Problem:
Copy out all the lines where "content" shows up.

[Extracts from a graphics dataset]

## BEGIN

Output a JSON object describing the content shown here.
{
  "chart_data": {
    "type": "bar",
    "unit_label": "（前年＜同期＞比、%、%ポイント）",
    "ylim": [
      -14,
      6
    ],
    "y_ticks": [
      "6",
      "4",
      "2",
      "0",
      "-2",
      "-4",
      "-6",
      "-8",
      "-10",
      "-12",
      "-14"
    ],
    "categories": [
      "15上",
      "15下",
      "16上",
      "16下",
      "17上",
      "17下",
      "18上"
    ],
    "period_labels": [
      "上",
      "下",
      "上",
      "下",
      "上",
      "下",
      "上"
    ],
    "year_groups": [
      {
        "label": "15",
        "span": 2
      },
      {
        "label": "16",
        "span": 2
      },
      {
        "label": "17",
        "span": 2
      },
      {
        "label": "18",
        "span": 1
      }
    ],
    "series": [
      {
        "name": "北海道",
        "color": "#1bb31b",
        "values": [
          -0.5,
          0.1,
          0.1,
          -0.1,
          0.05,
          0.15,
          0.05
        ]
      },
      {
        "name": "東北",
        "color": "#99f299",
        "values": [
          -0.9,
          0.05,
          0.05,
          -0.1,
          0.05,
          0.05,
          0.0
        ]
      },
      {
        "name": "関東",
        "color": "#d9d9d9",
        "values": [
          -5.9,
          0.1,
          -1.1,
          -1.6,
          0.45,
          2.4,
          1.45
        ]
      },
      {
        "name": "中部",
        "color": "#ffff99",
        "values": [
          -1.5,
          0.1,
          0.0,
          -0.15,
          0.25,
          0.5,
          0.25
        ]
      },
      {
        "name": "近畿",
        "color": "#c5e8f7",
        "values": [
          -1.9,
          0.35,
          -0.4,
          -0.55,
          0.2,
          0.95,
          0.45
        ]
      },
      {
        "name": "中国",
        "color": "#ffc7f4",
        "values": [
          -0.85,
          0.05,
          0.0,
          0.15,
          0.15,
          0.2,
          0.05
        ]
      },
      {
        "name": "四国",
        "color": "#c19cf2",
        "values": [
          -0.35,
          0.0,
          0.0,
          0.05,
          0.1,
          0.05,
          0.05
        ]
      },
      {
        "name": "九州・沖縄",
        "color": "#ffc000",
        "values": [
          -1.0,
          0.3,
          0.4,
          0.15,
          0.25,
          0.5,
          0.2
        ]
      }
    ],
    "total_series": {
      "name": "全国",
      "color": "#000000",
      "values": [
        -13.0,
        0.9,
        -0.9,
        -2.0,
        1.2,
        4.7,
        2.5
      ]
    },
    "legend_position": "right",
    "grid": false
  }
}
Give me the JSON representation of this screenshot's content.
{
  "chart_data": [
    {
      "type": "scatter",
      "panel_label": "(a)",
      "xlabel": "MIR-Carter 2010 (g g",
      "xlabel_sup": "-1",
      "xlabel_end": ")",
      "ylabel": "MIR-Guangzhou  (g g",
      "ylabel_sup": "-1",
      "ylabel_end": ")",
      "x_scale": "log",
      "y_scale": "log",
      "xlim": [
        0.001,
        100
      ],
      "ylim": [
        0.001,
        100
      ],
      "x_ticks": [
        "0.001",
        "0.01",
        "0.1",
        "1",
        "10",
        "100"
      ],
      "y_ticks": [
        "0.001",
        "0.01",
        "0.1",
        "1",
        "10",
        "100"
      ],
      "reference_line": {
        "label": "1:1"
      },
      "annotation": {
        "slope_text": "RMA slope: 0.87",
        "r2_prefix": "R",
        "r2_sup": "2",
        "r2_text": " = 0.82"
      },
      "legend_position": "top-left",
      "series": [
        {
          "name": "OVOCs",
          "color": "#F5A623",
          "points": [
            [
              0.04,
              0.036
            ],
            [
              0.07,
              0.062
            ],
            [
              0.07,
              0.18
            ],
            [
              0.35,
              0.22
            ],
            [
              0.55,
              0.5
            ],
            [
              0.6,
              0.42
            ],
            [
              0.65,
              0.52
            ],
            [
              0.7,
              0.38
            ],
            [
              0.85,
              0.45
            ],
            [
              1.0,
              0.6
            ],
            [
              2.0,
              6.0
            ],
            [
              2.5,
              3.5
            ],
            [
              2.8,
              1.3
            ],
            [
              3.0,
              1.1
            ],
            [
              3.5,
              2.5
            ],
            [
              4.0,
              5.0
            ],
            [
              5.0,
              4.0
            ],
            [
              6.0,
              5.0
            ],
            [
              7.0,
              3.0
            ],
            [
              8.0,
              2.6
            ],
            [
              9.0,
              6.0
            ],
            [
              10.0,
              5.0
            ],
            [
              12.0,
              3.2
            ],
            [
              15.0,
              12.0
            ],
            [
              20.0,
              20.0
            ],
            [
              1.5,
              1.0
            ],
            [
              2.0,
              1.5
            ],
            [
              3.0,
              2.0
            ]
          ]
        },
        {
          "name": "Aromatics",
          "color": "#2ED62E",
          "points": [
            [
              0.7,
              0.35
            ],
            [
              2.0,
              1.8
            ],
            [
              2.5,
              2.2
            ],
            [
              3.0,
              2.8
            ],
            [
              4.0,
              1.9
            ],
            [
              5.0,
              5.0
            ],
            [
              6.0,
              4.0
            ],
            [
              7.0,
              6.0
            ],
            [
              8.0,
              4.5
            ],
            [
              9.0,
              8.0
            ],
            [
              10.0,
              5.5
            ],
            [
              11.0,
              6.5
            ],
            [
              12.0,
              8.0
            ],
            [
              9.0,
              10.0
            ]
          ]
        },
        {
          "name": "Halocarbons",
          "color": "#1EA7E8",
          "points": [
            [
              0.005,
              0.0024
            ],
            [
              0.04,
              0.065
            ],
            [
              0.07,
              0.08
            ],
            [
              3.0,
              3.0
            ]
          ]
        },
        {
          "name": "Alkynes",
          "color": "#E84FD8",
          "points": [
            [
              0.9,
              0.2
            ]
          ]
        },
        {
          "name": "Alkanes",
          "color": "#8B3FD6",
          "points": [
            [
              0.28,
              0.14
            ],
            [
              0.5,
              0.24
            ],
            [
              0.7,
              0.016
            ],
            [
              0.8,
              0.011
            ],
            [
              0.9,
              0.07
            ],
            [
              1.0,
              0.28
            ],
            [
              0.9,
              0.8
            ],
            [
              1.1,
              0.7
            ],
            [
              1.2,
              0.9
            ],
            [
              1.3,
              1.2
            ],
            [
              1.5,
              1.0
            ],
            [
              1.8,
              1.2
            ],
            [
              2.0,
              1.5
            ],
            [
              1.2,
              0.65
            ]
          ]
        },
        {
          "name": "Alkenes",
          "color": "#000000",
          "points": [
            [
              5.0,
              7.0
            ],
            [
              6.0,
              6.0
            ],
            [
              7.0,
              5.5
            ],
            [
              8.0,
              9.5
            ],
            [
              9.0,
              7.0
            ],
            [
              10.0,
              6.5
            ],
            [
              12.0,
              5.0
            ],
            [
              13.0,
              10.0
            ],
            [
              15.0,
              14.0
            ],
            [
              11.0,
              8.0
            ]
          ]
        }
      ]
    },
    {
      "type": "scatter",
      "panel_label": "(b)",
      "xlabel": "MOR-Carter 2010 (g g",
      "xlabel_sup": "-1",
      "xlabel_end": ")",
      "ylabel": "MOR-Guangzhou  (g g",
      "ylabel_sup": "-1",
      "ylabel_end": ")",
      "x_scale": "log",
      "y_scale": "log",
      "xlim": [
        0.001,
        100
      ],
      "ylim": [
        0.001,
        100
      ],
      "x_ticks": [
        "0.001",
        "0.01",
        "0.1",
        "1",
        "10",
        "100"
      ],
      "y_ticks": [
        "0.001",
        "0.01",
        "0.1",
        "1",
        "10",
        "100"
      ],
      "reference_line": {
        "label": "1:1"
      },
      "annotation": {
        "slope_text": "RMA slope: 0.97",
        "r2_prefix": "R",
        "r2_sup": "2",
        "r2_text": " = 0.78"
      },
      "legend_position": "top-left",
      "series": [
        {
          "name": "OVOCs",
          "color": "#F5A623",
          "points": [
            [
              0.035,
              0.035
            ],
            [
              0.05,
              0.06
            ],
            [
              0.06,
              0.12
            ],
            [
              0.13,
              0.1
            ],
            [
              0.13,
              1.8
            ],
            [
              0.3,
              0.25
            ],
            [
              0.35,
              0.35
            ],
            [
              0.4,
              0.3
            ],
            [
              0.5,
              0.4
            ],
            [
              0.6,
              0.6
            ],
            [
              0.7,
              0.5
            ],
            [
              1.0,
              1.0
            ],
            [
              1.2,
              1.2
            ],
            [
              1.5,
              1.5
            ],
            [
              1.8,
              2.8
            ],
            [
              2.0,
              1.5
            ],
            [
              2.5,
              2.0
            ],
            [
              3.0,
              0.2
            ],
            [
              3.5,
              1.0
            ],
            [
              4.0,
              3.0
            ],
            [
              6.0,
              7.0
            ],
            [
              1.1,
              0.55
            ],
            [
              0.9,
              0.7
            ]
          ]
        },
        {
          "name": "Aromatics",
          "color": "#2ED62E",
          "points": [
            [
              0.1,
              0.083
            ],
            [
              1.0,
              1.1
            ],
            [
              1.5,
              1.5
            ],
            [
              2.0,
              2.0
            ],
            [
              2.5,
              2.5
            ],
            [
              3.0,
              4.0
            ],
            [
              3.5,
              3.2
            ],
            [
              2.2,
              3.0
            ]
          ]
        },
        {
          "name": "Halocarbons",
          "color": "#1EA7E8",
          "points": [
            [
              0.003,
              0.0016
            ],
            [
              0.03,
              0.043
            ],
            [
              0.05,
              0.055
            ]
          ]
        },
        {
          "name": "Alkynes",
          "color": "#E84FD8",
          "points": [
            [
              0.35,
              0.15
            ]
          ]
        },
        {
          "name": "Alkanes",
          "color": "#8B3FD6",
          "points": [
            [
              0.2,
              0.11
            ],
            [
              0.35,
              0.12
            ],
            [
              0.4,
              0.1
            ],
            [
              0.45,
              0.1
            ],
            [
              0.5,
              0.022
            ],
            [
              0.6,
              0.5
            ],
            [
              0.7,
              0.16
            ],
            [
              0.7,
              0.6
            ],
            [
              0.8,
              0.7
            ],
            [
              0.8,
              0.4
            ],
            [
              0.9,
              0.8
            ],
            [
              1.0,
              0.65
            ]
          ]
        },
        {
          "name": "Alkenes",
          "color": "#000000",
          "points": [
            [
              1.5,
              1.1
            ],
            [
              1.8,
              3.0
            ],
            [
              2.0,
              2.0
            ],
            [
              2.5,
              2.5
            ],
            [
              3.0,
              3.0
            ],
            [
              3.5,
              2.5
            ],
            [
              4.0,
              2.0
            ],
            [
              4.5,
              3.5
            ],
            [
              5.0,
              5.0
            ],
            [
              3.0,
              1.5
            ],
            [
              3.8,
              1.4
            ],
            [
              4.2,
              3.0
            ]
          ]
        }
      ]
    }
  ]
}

## END

Task result:
Output a JSON object describing the content shown here.
Give me the JSON representation of this screenshot's content.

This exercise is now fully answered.